Set task: The records below are made of lines; count those holding the word "value" and give the number only.

Supplied records:
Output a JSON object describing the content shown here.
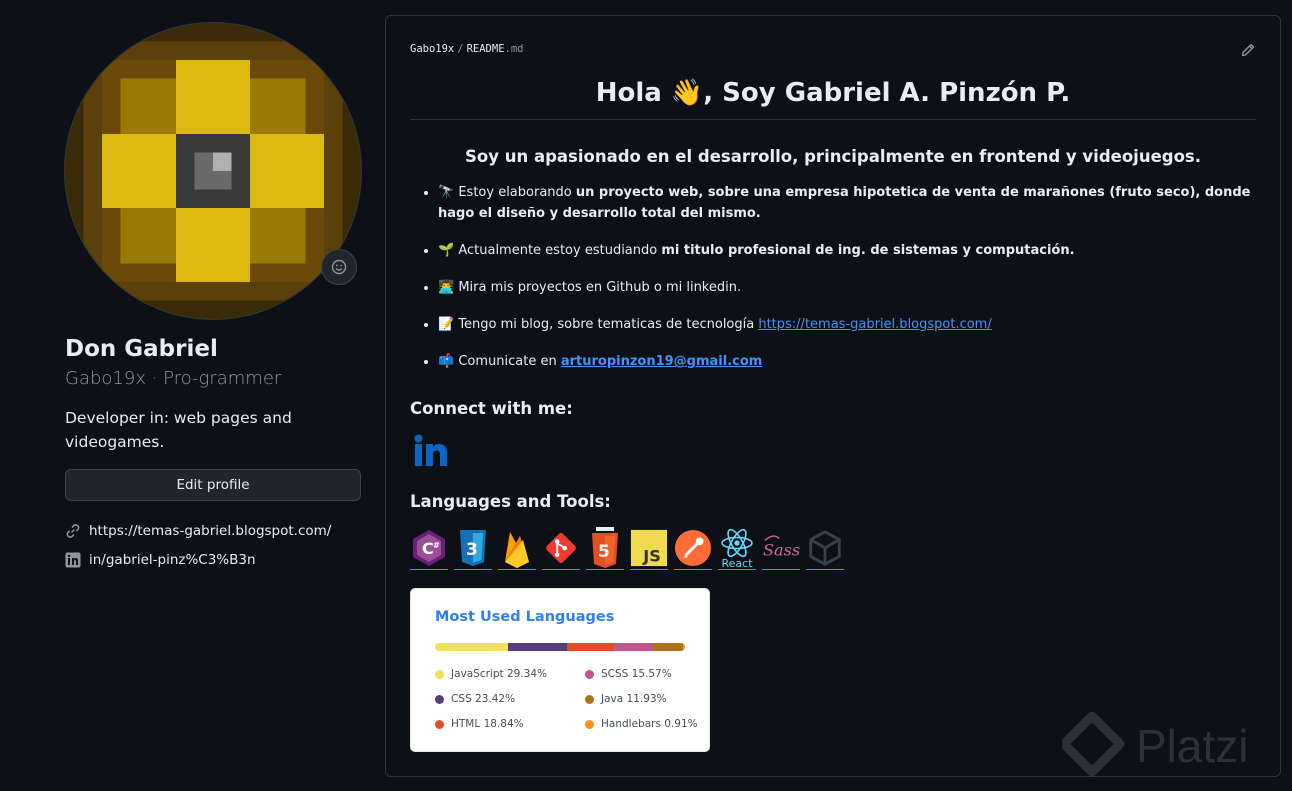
{
  "profile": {
    "name": "Don Gabriel",
    "login": "Gabo19x",
    "separator": " · ",
    "pronouns": "Pro-grammer",
    "bio": "Developer in: web pages and videogames.",
    "edit_label": "Edit profile",
    "website": "https://temas-gabriel.blogspot.com/",
    "linkedin": "in/gabriel-pinz%C3%B3n"
  },
  "readme": {
    "crumb_user": "Gabo19x",
    "crumb_sep": "/",
    "crumb_file": "README",
    "crumb_ext": ".md",
    "title": "Hola 👋, Soy Gabriel A. Pinzón P.",
    "subtitle": "Soy un apasionado en el desarrollo, principalmente en frontend y videojuegos.",
    "items": [
      {
        "emoji": "🔭",
        "text": "Estoy elaborando ",
        "bold": "un proyecto web, sobre una empresa hipotetica de venta de marañones (fruto seco), donde hago el diseño y desarrollo total del mismo.",
        "link": ""
      },
      {
        "emoji": "🌱",
        "text": "Actualmente estoy estudiando ",
        "bold": "mi titulo profesional de ing. de sistemas y computación.",
        "link": ""
      },
      {
        "emoji": "👨‍💻",
        "text": "Mira mis proyectos en Github o mi linkedin.",
        "bold": "",
        "link": ""
      },
      {
        "emoji": "📝",
        "text": "Tengo mi blog, sobre tematicas de tecnología ",
        "bold": "",
        "link": "https://temas-gabriel.blogspot.com/"
      },
      {
        "emoji": "📫",
        "text": "Comunicate en ",
        "bold": "",
        "link": "arturopinzon19@gmail.com"
      }
    ],
    "connect_heading": "Connect with me:",
    "languages_heading": "Languages and Tools:",
    "tools": [
      "csharp-icon",
      "css3-icon",
      "firebase-icon",
      "git-icon",
      "html5-icon",
      "javascript-icon",
      "postman-icon",
      "react-icon",
      "sass-icon",
      "unity-icon"
    ],
    "react_label": "React"
  },
  "stats_card": {
    "title": "Most Used Languages",
    "languages": [
      {
        "name": "JavaScript",
        "percent": "29.34%",
        "value": 29.34,
        "color": "#f1e05a"
      },
      {
        "name": "CSS",
        "percent": "23.42%",
        "value": 23.42,
        "color": "#563d7c"
      },
      {
        "name": "HTML",
        "percent": "18.84%",
        "value": 18.84,
        "color": "#e34c26"
      },
      {
        "name": "SCSS",
        "percent": "15.57%",
        "value": 15.57,
        "color": "#c6538c"
      },
      {
        "name": "Java",
        "percent": "11.93%",
        "value": 11.93,
        "color": "#b07219"
      },
      {
        "name": "Handlebars",
        "percent": "0.91%",
        "value": 0.91,
        "color": "#f7931e"
      }
    ]
  },
  "watermark": "Platzi"
}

Written solution: 6